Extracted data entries
-- -- --
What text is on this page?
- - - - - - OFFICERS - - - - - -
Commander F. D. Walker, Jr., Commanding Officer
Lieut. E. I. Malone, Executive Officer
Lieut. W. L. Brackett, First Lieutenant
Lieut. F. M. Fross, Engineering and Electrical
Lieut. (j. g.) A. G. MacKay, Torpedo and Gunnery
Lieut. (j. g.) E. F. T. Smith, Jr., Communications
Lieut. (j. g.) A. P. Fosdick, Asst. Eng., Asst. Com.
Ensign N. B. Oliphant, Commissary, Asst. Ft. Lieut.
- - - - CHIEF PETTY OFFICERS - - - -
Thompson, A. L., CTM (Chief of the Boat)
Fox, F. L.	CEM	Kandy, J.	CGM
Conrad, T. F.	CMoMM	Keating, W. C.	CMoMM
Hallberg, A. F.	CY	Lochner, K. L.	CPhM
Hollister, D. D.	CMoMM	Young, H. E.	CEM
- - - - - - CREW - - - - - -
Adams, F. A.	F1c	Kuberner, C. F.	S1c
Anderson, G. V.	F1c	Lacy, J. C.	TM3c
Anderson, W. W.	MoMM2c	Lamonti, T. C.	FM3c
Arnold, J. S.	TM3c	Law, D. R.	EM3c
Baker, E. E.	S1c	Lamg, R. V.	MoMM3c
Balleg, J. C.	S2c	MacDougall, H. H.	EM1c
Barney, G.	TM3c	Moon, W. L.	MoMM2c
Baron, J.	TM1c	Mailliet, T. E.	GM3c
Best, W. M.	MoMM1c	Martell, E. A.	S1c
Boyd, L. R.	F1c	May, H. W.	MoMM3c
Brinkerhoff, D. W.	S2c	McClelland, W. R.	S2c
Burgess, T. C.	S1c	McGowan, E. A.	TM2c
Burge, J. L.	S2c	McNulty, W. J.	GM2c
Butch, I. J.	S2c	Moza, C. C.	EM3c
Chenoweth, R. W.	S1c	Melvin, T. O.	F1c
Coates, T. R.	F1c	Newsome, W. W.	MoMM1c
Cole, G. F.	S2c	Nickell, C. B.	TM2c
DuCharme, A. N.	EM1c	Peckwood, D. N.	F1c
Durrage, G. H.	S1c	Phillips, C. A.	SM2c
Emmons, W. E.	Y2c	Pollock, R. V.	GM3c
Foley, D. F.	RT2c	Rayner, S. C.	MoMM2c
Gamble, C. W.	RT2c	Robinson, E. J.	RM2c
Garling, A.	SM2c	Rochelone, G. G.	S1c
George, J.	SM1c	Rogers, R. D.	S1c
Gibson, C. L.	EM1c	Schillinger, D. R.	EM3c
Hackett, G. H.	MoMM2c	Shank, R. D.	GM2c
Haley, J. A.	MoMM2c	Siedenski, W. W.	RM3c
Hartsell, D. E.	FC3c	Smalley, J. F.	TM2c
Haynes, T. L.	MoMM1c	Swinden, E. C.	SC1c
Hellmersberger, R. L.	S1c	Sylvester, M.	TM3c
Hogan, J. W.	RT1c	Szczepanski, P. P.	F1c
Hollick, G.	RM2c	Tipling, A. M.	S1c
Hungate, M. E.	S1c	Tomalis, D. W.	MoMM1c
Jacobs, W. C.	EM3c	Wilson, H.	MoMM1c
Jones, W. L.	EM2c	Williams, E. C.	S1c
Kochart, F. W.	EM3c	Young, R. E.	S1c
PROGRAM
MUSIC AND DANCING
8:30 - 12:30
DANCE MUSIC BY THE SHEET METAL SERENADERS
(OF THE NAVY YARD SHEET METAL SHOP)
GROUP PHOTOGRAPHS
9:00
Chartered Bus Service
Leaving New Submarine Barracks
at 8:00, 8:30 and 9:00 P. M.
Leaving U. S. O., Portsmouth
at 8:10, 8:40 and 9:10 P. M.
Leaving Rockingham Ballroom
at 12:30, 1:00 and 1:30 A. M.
-- -- --
TASK BRIEF: Reproduce the data in its entirety, matching each character.

CORRECT RESULT:
What text is on this page?
- - - - - - OFFICERS - - - - - -
Commander F. D. Walker, Jr., Commanding Officer
Lieut. E. I. Malone, Executive Officer
Lieut. W. L. Brackett, First Lieutenant
Lieut. F. M. Fross, Engineering and Electrical
Lieut. (j. g.) A. G. MacKay, Torpedo and Gunnery
Lieut. (j. g.) E. F. T. Smith, Jr., Communications
Lieut. (j. g.) A. P. Fosdick, Asst. Eng., Asst. Com.
Ensign N. B. Oliphant, Commissary, Asst. Ft. Lieut.
- - - - CHIEF PETTY OFFICERS - - - -
Thompson, A. L., CTM (Chief of the Boat)
Fox, F. L.	CEM	Kandy, J.	CGM
Conrad, T. F.	CMoMM	Keating, W. C.	CMoMM
Hallberg, A. F.	CY	Lochner, K. L.	CPhM
Hollister, D. D.	CMoMM	Young, H. E.	CEM
- - - - - - CREW - - - - - -
Adams, F. A.	F1c	Kuberner, C. F.	S1c
Anderson, G. V.	F1c	Lacy, J. C.	TM3c
Anderson, W. W.	MoMM2c	Lamonti, T. C.	FM3c
Arnold, J. S.	TM3c	Law, D. R.	EM3c
Baker, E. E.	S1c	Lamg, R. V.	MoMM3c
Balleg, J. C.	S2c	MacDougall, H. H.	EM1c
Barney, G.	TM3c	Moon, W. L.	MoMM2c
Baron, J.	TM1c	Mailliet, T. E.	GM3c
Best, W. M.	MoMM1c	Martell, E. A.	S1c
Boyd, L. R.	F1c	May, H. W.	MoMM3c
Brinkerhoff, D. W.	S2c	McClelland, W. R.	S2c
Burgess, T. C.	S1c	McGowan, E. A.	TM2c
Burge, J. L.	S2c	McNulty, W. J.	GM2c
Butch, I. J.	S2c	Moza, C. C.	EM3c
Chenoweth, R. W.	S1c	Melvin, T. O.	F1c
Coates, T. R.	F1c	Newsome, W. W.	MoMM1c
Cole, G. F.	S2c	Nickell, C. B.	TM2c
DuCharme, A. N.	EM1c	Peckwood, D. N.	F1c
Durrage, G. H.	S1c	Phillips, C. A.	SM2c
Emmons, W. E.	Y2c	Pollock, R. V.	GM3c
Foley, D. F.	RT2c	Rayner, S. C.	MoMM2c
Gamble, C. W.	RT2c	Robinson, E. J.	RM2c
Garling, A.	SM2c	Rochelone, G. G.	S1c
George, J.	SM1c	Rogers, R. D.	S1c
Gibson, C. L.	EM1c	Schillinger, D. R.	EM3c
Hackett, G. H.	MoMM2c	Shank, R. D.	GM2c
Haley, J. A.	MoMM2c	Siedenski, W. W.	RM3c
Hartsell, D. E.	FC3c	Smalley, J. F.	TM2c
Haynes, T. L.	MoMM1c	Swinden, E. C.	SC1c
Hellmersberger, R. L.	S1c	Sylvester, M.	TM3c
Hogan, J. W.	RT1c	Szczepanski, P. P.	F1c
Hollick, G.	RM2c	Tipling, A. M.	S1c
Hungate, M. E.	S1c	Tomalis, D. W.	MoMM1c
Jacobs, W. C.	EM3c	Wilson, H.	MoMM1c
Jones, W. L.	EM2c	Williams, E. C.	S1c
Kochart, F. W.	EM3c	Young, R. E.	S1c
PROGRAM
MUSIC AND DANCING
8:30 - 12:30
DANCE MUSIC BY THE SHEET METAL SERENADERS
(OF THE NAVY YARD SHEET METAL SHOP)
GROUP PHOTOGRAPHS
9:00
Chartered Bus Service
Leaving New Submarine Barracks
at 8:00, 8:30 and 9:00 P. M.
Leaving U. S. O., Portsmouth
at 8:10, 8:40 and 9:10 P. M.
Leaving Rockingham Ballroom
at 12:30, 1:00 and 1:30 A. M.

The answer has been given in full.